▸ What the exercise asks
Scan the lines below for the string "LIFO" and report how many lines contain it, giving only the number.

[Chart and figure data]
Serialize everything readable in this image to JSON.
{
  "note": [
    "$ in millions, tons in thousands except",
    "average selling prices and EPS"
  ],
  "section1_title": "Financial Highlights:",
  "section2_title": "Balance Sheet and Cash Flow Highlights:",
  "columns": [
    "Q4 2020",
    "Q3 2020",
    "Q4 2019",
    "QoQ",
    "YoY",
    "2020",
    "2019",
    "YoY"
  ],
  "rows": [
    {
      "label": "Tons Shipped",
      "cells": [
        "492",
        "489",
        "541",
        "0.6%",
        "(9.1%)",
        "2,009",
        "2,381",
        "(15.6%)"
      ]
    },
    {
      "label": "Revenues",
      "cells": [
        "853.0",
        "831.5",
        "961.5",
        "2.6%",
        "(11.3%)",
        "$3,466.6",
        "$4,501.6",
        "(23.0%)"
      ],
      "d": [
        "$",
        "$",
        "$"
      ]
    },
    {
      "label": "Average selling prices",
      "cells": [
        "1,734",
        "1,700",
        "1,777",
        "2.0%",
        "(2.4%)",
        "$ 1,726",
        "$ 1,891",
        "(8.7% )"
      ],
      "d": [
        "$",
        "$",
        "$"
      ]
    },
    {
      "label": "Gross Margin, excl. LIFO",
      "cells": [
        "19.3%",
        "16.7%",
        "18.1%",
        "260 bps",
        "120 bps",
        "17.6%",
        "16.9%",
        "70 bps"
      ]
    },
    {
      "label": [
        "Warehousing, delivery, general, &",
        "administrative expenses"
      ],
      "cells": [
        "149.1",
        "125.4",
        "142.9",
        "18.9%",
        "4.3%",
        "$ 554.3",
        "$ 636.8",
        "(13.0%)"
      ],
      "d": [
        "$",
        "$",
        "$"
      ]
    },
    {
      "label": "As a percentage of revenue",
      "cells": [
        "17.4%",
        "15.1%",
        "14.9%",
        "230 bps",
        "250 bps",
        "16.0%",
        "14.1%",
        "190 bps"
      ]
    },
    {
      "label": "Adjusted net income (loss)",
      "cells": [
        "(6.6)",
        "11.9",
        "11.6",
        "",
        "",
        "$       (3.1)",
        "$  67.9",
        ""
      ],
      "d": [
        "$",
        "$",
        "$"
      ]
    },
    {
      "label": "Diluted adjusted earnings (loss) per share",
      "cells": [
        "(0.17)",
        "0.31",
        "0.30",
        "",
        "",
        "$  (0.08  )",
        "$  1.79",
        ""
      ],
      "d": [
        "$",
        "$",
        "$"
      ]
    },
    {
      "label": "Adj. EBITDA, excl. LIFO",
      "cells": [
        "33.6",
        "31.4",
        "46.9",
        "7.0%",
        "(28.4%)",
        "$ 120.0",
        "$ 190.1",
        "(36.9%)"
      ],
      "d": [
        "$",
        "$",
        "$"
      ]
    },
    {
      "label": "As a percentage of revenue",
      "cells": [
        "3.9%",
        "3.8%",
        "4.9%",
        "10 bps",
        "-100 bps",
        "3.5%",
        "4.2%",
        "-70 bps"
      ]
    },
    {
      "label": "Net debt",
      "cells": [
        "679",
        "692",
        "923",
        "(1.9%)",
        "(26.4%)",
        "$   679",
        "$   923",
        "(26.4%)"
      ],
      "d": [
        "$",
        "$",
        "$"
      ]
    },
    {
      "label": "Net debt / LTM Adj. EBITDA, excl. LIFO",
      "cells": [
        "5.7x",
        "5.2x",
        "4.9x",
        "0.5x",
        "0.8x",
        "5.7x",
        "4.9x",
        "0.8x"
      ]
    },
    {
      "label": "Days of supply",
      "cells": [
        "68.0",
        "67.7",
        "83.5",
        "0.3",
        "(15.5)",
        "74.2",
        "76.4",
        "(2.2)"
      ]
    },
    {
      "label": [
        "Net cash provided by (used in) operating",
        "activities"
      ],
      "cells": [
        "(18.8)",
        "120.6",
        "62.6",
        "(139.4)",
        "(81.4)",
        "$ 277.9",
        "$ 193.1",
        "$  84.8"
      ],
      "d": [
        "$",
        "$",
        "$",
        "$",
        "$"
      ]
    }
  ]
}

▸ Complete output
3